> **Task description**: Every line that holds "unit" should be shown.

[Start]

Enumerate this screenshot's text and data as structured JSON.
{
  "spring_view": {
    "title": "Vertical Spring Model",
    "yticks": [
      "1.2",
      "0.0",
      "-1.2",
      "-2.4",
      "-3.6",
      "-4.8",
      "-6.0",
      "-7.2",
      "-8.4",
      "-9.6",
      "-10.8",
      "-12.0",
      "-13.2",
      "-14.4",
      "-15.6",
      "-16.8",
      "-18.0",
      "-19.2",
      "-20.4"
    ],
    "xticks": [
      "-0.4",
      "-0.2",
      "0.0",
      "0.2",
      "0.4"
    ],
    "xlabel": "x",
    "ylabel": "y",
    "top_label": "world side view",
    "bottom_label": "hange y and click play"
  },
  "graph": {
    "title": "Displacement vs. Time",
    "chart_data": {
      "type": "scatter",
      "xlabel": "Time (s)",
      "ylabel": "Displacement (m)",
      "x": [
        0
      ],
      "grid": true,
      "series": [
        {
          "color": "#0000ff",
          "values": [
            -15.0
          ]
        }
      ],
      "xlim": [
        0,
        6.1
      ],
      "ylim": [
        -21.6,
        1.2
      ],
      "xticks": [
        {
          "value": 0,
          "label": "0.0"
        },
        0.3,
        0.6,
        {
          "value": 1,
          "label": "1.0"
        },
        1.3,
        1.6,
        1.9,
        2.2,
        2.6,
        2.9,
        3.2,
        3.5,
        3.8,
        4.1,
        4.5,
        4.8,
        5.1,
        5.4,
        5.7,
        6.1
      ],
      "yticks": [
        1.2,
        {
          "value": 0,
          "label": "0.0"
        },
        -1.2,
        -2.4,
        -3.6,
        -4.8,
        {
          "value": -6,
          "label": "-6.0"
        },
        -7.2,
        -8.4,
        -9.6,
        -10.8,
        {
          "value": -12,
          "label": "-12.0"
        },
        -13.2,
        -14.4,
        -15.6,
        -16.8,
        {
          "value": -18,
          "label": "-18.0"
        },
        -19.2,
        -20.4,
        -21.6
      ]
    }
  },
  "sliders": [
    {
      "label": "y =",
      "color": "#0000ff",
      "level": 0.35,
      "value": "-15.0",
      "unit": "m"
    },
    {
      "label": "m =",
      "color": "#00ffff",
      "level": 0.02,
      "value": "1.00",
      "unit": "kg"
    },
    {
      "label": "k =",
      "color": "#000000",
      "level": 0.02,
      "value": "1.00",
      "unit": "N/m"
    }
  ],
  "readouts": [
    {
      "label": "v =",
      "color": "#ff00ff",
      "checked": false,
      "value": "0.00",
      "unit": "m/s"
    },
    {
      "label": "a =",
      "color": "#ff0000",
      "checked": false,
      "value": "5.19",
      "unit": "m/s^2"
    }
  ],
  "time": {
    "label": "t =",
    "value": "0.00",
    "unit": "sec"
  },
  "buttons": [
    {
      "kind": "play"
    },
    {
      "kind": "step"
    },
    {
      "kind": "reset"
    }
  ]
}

[End]

> **Expected output**:
      "unit": "m"
      "unit": "kg"
      "unit": "N/m"
      "unit": "m/s"
      "unit": "m/s^2"
    "unit": "sec"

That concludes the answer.